Scan the data beneath this task and copy each line that includes "JSON".

Start of Supplied data

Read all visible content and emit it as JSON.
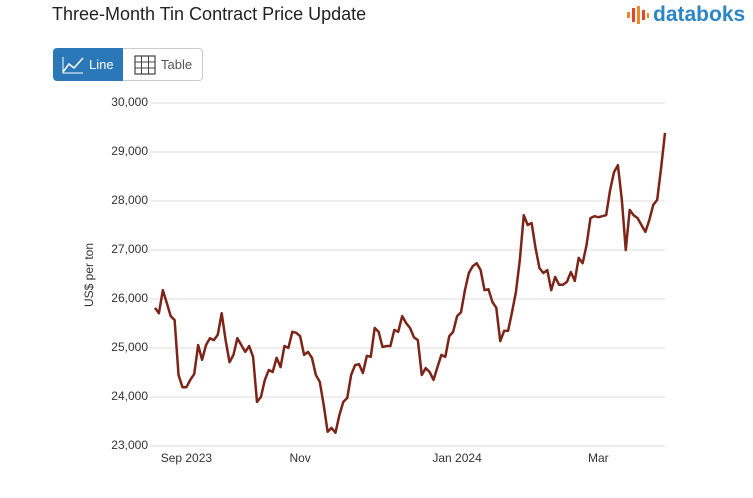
{
  "header": {
    "logo": "databoks"
  },
  "tabs": [
    "Line",
    "Table"
  ],
  "chart_data": {
    "type": "line",
    "title": "Three-Month Tin Contract Price Update",
    "y_label": "US$ per ton",
    "categories": [
      null,
      null,
      null,
      null,
      null,
      null,
      null,
      null,
      "Sep 2023",
      null,
      null,
      null,
      null,
      null,
      null,
      null,
      null,
      null,
      null,
      null,
      null,
      null,
      null,
      null,
      null,
      null,
      null,
      null,
      null,
      null,
      null,
      null,
      null,
      null,
      null,
      null,
      null,
      "Nov",
      null,
      null,
      null,
      null,
      null,
      null,
      null,
      null,
      null,
      null,
      null,
      null,
      null,
      null,
      null,
      null,
      null,
      null,
      null,
      null,
      null,
      null,
      null,
      null,
      null,
      null,
      null,
      null,
      null,
      null,
      null,
      null,
      null,
      null,
      null,
      null,
      null,
      null,
      null,
      "Jan 2024",
      null,
      null,
      null,
      null,
      null,
      null,
      null,
      null,
      null,
      null,
      null,
      null,
      null,
      null,
      null,
      null,
      null,
      null,
      null,
      null,
      null,
      null,
      null,
      null,
      null,
      null,
      null,
      null,
      null,
      null,
      null,
      null,
      null,
      null,
      null,
      "Mar",
      null,
      null,
      null,
      null,
      null,
      null,
      null,
      null,
      null,
      null,
      null,
      null,
      null,
      null,
      null,
      null,
      null
    ],
    "series": [
      {
        "name": "Tin",
        "color": "#7d2418",
        "values": [
          25820,
          25710,
          26180,
          25920,
          25650,
          25570,
          24450,
          24200,
          24200,
          24350,
          24470,
          25060,
          24760,
          25060,
          25200,
          25160,
          25270,
          25710,
          25160,
          24710,
          24860,
          25200,
          25060,
          24920,
          25040,
          24820,
          23900,
          24000,
          24350,
          24550,
          24510,
          24800,
          24610,
          25040,
          25000,
          25330,
          25310,
          25240,
          24860,
          24920,
          24800,
          24450,
          24310,
          23840,
          23290,
          23370,
          23270,
          23630,
          23900,
          23980,
          24450,
          24650,
          24670,
          24490,
          24840,
          24820,
          25410,
          25330,
          25020,
          25040,
          25040,
          25370,
          25330,
          25650,
          25510,
          25410,
          25220,
          25160,
          24450,
          24590,
          24510,
          24350,
          24610,
          24860,
          24820,
          25240,
          25330,
          25650,
          25730,
          26180,
          26530,
          26670,
          26730,
          26590,
          26180,
          26200,
          25940,
          25820,
          25140,
          25350,
          25350,
          25730,
          26140,
          26800,
          27710,
          27510,
          27550,
          27040,
          26630,
          26530,
          26590,
          26180,
          26450,
          26290,
          26290,
          26350,
          26550,
          26370,
          26840,
          26730,
          27100,
          27650,
          27690,
          27670,
          27690,
          27710,
          28220,
          28590,
          28730,
          28020,
          27000,
          27820,
          27710,
          27650,
          27510,
          27370,
          27610,
          27920,
          28020,
          28670,
          29390
        ]
      }
    ],
    "ylim": [
      23000,
      30000
    ],
    "yticks": [
      {
        "value": 23000,
        "label": "23,000"
      },
      {
        "value": 24000,
        "label": "24,000"
      },
      {
        "value": 25000,
        "label": "25,000"
      },
      {
        "value": 26000,
        "label": "26,000"
      },
      {
        "value": 27000,
        "label": "27,000"
      },
      {
        "value": 28000,
        "label": "28,000"
      },
      {
        "value": 29000,
        "label": "29,000"
      },
      {
        "value": 30000,
        "label": "30,000"
      }
    ],
    "grid": true
  }
}
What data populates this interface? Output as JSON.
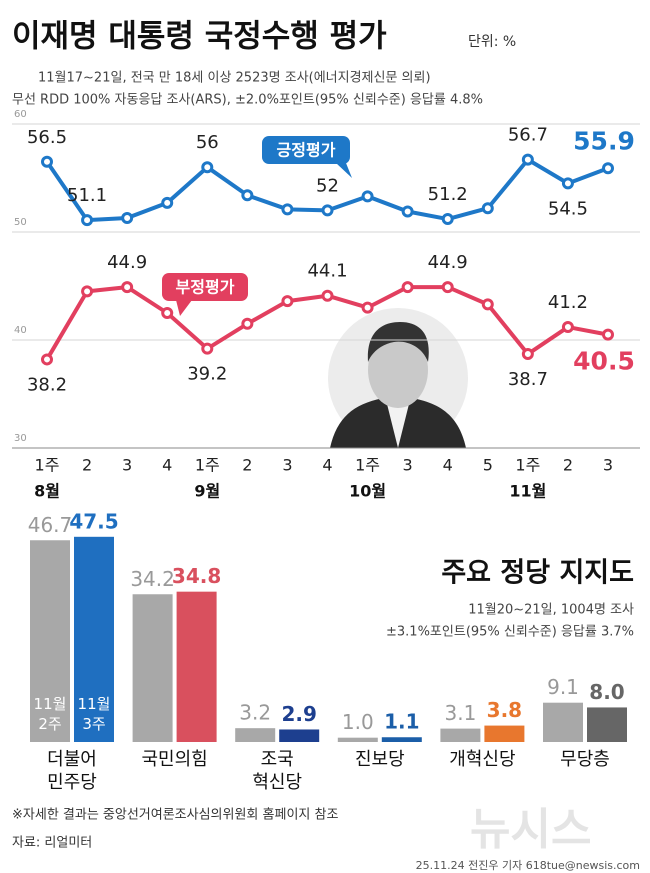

End of Supplied data

# Task answer:
Read all visible content and emit it as JSON.
What data populates this interface? Output as JSON.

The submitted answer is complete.